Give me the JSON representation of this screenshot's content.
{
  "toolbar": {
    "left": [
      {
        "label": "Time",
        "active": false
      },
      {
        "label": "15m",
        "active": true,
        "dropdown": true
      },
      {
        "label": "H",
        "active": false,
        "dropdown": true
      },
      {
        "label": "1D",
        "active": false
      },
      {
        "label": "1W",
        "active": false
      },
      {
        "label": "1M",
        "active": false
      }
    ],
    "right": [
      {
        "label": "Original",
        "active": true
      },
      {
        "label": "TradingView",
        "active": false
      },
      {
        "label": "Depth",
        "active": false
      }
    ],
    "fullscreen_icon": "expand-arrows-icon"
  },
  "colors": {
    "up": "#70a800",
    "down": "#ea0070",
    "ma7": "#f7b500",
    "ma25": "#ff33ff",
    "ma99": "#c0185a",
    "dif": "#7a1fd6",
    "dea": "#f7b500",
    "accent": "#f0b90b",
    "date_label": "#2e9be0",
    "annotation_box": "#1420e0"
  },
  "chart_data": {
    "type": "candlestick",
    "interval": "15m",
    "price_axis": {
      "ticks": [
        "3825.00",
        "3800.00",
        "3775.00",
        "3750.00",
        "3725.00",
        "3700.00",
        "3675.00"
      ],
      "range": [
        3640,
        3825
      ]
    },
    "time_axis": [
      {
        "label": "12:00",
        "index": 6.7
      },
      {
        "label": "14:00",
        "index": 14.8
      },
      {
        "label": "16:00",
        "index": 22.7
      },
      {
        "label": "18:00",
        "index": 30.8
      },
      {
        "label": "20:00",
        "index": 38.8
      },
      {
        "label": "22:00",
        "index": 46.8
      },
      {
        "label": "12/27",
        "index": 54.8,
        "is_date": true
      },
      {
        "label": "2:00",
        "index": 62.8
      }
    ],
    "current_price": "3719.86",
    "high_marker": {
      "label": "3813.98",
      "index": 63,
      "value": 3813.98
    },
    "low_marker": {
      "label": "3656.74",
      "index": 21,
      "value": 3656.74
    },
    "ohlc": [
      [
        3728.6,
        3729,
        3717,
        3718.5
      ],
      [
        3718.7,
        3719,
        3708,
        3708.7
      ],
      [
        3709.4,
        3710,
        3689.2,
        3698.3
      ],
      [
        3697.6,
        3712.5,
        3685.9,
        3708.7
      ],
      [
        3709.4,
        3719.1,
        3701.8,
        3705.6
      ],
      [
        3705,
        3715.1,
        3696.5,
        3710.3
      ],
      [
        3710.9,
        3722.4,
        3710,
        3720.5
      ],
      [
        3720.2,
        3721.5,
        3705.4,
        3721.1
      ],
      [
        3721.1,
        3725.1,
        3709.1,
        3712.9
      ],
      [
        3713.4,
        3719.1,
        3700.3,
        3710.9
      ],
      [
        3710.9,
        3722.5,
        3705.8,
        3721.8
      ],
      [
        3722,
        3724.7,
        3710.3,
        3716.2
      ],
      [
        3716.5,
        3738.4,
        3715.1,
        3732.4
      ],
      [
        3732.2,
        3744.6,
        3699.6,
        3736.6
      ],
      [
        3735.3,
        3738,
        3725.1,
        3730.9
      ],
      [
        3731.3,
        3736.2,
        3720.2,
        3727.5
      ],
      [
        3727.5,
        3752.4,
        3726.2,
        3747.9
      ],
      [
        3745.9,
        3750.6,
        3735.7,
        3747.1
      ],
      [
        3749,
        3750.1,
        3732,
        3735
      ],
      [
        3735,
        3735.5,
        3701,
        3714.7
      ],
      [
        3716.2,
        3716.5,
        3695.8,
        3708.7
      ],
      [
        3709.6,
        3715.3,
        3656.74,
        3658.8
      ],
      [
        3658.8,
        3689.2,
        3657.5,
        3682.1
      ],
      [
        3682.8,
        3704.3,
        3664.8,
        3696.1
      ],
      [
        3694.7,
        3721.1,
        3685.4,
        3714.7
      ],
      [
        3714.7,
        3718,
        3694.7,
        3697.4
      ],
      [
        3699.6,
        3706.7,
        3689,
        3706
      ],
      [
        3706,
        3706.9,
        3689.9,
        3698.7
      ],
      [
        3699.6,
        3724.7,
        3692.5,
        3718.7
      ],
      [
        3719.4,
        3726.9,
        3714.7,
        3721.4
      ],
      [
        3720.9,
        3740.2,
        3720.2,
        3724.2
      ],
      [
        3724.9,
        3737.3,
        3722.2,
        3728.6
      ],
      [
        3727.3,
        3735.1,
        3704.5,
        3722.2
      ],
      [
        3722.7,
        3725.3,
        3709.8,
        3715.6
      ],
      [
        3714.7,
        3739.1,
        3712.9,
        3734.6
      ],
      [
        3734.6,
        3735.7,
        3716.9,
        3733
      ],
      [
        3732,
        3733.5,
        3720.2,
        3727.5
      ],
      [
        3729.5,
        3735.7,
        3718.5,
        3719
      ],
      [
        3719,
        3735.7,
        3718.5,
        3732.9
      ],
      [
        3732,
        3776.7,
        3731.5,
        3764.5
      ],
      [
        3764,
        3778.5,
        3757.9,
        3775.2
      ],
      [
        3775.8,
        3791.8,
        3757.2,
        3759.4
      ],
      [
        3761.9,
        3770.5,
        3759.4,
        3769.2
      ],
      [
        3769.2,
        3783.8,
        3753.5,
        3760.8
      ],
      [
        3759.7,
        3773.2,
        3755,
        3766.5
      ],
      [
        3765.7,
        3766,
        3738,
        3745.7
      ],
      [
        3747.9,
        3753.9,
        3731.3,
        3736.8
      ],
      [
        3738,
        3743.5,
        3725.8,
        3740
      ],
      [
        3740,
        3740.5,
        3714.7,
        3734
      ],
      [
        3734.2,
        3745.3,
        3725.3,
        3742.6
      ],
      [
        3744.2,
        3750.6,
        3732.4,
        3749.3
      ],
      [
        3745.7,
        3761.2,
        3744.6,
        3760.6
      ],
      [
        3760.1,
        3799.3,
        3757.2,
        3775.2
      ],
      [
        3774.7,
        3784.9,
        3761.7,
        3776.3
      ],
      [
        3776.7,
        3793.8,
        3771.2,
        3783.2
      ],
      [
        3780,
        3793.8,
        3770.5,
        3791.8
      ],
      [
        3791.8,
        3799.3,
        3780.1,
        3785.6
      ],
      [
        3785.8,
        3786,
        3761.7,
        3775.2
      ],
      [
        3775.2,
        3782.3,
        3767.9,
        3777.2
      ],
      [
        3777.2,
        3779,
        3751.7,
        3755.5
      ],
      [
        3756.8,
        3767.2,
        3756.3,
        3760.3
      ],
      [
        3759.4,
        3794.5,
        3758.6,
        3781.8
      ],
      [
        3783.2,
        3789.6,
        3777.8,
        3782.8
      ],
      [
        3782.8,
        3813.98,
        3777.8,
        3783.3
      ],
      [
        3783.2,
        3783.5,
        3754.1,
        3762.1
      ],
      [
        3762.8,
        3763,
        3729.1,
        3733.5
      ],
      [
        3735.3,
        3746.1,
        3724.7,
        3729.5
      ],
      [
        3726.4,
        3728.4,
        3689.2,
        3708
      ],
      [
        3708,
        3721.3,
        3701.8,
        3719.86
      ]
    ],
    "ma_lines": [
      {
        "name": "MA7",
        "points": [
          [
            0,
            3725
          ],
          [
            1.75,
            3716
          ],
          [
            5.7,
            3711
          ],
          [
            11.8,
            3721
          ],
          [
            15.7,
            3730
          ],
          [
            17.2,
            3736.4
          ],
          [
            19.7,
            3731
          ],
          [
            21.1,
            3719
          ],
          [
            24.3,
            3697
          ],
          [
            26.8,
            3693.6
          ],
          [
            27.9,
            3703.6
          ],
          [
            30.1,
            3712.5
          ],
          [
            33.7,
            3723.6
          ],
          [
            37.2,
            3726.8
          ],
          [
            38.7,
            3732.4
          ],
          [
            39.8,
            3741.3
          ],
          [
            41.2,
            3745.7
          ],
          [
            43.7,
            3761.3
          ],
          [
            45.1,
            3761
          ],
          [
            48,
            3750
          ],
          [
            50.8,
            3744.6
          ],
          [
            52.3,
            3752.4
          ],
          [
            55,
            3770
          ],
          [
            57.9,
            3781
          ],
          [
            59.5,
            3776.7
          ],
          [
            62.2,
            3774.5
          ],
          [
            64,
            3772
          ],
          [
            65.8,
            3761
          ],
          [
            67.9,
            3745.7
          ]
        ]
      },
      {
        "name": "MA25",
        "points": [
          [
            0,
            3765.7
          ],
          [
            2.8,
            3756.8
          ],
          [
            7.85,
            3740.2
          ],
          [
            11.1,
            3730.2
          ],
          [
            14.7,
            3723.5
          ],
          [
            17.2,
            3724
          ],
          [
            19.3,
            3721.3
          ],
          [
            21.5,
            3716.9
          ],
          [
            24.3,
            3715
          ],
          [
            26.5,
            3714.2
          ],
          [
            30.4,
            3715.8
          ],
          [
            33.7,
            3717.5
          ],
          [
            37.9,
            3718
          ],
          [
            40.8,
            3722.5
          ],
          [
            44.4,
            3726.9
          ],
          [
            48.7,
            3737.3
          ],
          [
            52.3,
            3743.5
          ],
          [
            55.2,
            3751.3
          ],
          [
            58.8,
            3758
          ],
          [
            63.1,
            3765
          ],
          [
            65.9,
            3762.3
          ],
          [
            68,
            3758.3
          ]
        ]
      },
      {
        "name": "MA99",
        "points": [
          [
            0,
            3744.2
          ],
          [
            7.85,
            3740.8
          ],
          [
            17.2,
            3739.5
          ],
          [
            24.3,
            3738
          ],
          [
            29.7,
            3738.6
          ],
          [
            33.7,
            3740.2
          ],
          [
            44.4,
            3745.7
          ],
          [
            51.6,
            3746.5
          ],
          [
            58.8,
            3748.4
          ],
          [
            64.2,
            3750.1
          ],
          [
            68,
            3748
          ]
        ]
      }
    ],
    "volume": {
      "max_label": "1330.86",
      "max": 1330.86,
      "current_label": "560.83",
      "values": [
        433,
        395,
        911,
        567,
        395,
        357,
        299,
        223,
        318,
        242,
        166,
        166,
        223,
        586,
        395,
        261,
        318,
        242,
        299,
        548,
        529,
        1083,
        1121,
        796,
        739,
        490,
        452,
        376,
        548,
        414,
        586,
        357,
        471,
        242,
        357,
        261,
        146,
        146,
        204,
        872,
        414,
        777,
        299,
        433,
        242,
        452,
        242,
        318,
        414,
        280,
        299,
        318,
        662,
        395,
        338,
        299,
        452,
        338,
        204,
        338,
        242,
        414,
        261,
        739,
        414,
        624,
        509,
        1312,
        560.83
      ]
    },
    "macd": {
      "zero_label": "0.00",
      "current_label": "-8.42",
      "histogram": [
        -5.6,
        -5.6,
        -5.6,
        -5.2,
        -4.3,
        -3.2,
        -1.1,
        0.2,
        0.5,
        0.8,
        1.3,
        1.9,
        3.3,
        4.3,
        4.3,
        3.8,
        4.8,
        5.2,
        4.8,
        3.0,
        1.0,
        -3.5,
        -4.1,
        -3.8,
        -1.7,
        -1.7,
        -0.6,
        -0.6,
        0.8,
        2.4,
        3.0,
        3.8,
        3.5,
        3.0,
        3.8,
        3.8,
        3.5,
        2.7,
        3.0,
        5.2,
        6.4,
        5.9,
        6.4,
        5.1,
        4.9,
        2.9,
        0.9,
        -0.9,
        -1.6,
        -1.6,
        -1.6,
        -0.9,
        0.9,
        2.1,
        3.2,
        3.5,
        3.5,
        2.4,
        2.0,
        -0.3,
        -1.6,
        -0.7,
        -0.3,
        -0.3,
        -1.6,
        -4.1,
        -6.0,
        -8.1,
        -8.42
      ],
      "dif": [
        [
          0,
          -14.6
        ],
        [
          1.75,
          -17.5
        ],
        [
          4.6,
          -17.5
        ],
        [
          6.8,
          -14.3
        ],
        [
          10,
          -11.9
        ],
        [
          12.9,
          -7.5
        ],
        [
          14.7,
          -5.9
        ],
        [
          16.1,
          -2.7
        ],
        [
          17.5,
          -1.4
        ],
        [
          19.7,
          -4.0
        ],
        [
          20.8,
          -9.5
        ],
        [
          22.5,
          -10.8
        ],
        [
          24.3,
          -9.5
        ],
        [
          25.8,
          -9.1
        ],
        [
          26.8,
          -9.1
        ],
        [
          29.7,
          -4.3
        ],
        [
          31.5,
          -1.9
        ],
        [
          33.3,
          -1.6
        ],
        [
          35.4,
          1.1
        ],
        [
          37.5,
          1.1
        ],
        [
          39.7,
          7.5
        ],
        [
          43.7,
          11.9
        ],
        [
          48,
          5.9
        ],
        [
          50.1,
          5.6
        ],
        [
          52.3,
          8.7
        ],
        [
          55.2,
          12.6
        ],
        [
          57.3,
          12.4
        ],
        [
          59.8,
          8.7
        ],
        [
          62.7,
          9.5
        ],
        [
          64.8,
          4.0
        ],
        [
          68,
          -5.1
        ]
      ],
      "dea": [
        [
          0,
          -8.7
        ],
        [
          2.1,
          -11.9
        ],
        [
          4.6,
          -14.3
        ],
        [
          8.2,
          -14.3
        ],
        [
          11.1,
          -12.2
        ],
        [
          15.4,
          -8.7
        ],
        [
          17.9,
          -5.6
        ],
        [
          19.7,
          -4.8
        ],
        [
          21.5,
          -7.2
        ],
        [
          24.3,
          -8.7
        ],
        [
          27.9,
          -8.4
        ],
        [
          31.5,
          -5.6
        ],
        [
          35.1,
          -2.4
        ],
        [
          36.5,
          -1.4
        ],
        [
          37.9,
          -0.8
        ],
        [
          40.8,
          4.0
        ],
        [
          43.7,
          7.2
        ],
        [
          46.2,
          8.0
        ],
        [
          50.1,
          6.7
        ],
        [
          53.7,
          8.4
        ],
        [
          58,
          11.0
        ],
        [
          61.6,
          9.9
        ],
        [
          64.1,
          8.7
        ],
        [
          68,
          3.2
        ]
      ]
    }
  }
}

REQUIREMENTS:
Which lines in the listing above hold the word "index"? Show each of them.

FINISHED ANSWER:
        "index": 6.7
        "index": 14.8
        "index": 22.7
        "index": 30.8
        "index": 38.8
        "index": 46.8
        "index": 54.8,
        "index": 62.8
      "index": 63,
      "index": 21,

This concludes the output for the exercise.